* _Short exercise_: Check every line below for the word "GetSessionIdsOwnedByUser" and copy the ones that have it.

(Dataset excerpts)
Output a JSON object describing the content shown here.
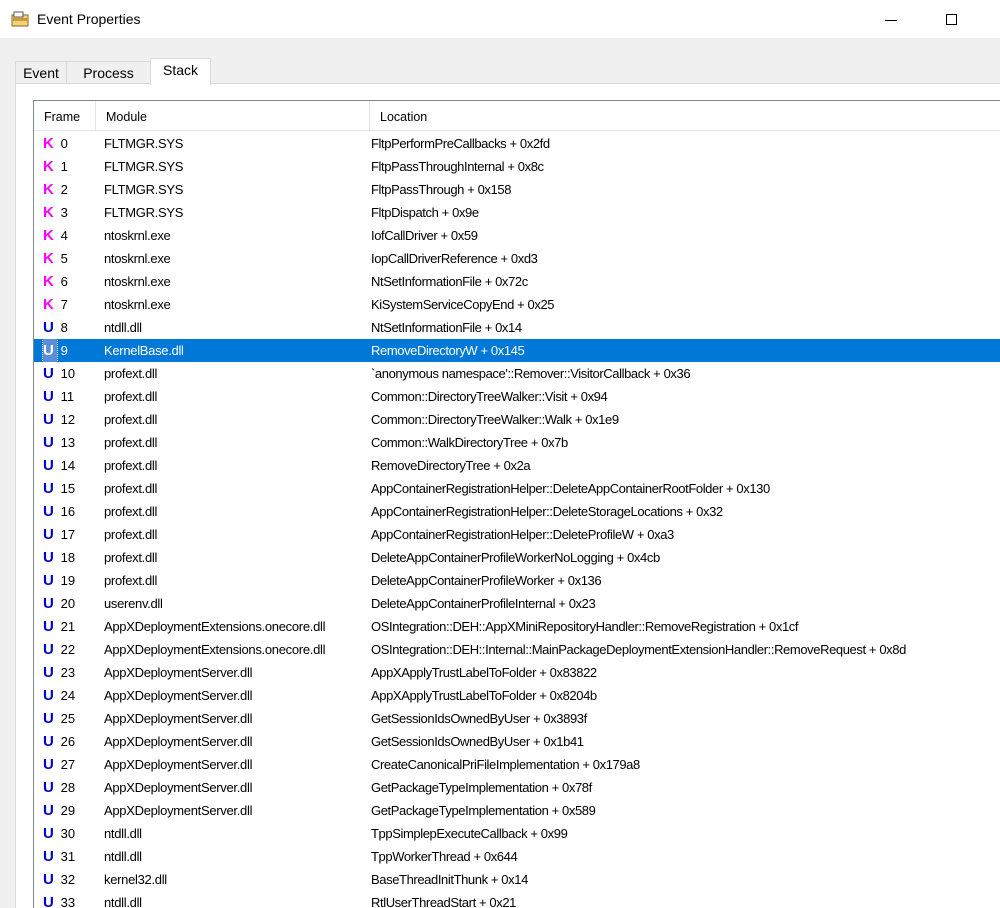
{
  "window": {
    "title": "Event Properties",
    "icon": "event-properties-icon"
  },
  "tabs": [
    {
      "label": "Event",
      "active": false
    },
    {
      "label": "Process",
      "active": false
    },
    {
      "label": "Stack",
      "active": true
    }
  ],
  "columns": {
    "frame": "Frame",
    "module": "Module",
    "location": "Location"
  },
  "mode_colors": {
    "K": "#ff00ff",
    "U": "#0000cc"
  },
  "selected_frame": 9,
  "rows": [
    {
      "mode": "K",
      "frame": "0",
      "module": "FLTMGR.SYS",
      "location": "FltpPerformPreCallbacks + 0x2fd"
    },
    {
      "mode": "K",
      "frame": "1",
      "module": "FLTMGR.SYS",
      "location": "FltpPassThroughInternal + 0x8c"
    },
    {
      "mode": "K",
      "frame": "2",
      "module": "FLTMGR.SYS",
      "location": "FltpPassThrough + 0x158"
    },
    {
      "mode": "K",
      "frame": "3",
      "module": "FLTMGR.SYS",
      "location": "FltpDispatch + 0x9e"
    },
    {
      "mode": "K",
      "frame": "4",
      "module": "ntoskrnl.exe",
      "location": "IofCallDriver + 0x59"
    },
    {
      "mode": "K",
      "frame": "5",
      "module": "ntoskrnl.exe",
      "location": "IopCallDriverReference + 0xd3"
    },
    {
      "mode": "K",
      "frame": "6",
      "module": "ntoskrnl.exe",
      "location": "NtSetInformationFile + 0x72c"
    },
    {
      "mode": "K",
      "frame": "7",
      "module": "ntoskrnl.exe",
      "location": "KiSystemServiceCopyEnd + 0x25"
    },
    {
      "mode": "U",
      "frame": "8",
      "module": "ntdll.dll",
      "location": "NtSetInformationFile + 0x14"
    },
    {
      "mode": "U",
      "frame": "9",
      "module": "KernelBase.dll",
      "location": "RemoveDirectoryW + 0x145"
    },
    {
      "mode": "U",
      "frame": "10",
      "module": "profext.dll",
      "location": "`anonymous namespace'::Remover::VisitorCallback + 0x36"
    },
    {
      "mode": "U",
      "frame": "11",
      "module": "profext.dll",
      "location": "Common::DirectoryTreeWalker::Visit + 0x94"
    },
    {
      "mode": "U",
      "frame": "12",
      "module": "profext.dll",
      "location": "Common::DirectoryTreeWalker::Walk + 0x1e9"
    },
    {
      "mode": "U",
      "frame": "13",
      "module": "profext.dll",
      "location": "Common::WalkDirectoryTree + 0x7b"
    },
    {
      "mode": "U",
      "frame": "14",
      "module": "profext.dll",
      "location": "RemoveDirectoryTree + 0x2a"
    },
    {
      "mode": "U",
      "frame": "15",
      "module": "profext.dll",
      "location": "AppContainerRegistrationHelper::DeleteAppContainerRootFolder + 0x130"
    },
    {
      "mode": "U",
      "frame": "16",
      "module": "profext.dll",
      "location": "AppContainerRegistrationHelper::DeleteStorageLocations + 0x32"
    },
    {
      "mode": "U",
      "frame": "17",
      "module": "profext.dll",
      "location": "AppContainerRegistrationHelper::DeleteProfileW + 0xa3"
    },
    {
      "mode": "U",
      "frame": "18",
      "module": "profext.dll",
      "location": "DeleteAppContainerProfileWorkerNoLogging + 0x4cb"
    },
    {
      "mode": "U",
      "frame": "19",
      "module": "profext.dll",
      "location": "DeleteAppContainerProfileWorker + 0x136"
    },
    {
      "mode": "U",
      "frame": "20",
      "module": "userenv.dll",
      "location": "DeleteAppContainerProfileInternal + 0x23"
    },
    {
      "mode": "U",
      "frame": "21",
      "module": "AppXDeploymentExtensions.onecore.dll",
      "location": "OSIntegration::DEH::AppXMiniRepositoryHandler::RemoveRegistration + 0x1cf"
    },
    {
      "mode": "U",
      "frame": "22",
      "module": "AppXDeploymentExtensions.onecore.dll",
      "location": "OSIntegration::DEH::Internal::MainPackageDeploymentExtensionHandler::RemoveRequest + 0x8d"
    },
    {
      "mode": "U",
      "frame": "23",
      "module": "AppXDeploymentServer.dll",
      "location": "AppXApplyTrustLabelToFolder + 0x83822"
    },
    {
      "mode": "U",
      "frame": "24",
      "module": "AppXDeploymentServer.dll",
      "location": "AppXApplyTrustLabelToFolder + 0x8204b"
    },
    {
      "mode": "U",
      "frame": "25",
      "module": "AppXDeploymentServer.dll",
      "location": "GetSessionIdsOwnedByUser + 0x3893f"
    },
    {
      "mode": "U",
      "frame": "26",
      "module": "AppXDeploymentServer.dll",
      "location": "GetSessionIdsOwnedByUser + 0x1b41"
    },
    {
      "mode": "U",
      "frame": "27",
      "module": "AppXDeploymentServer.dll",
      "location": "CreateCanonicalPriFileImplementation + 0x179a8"
    },
    {
      "mode": "U",
      "frame": "28",
      "module": "AppXDeploymentServer.dll",
      "location": "GetPackageTypeImplementation + 0x78f"
    },
    {
      "mode": "U",
      "frame": "29",
      "module": "AppXDeploymentServer.dll",
      "location": "GetPackageTypeImplementation + 0x589"
    },
    {
      "mode": "U",
      "frame": "30",
      "module": "ntdll.dll",
      "location": "TppSimplepExecuteCallback + 0x99"
    },
    {
      "mode": "U",
      "frame": "31",
      "module": "ntdll.dll",
      "location": "TppWorkerThread + 0x644"
    },
    {
      "mode": "U",
      "frame": "32",
      "module": "kernel32.dll",
      "location": "BaseThreadInitThunk + 0x14"
    },
    {
      "mode": "U",
      "frame": "33",
      "module": "ntdll.dll",
      "location": "RtlUserThreadStart + 0x21"
    }
  ]
}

* _Result of this task_:
      "location": "GetSessionIdsOwnedByUser + 0x3893f"
      "location": "GetSessionIdsOwnedByUser + 0x1b41"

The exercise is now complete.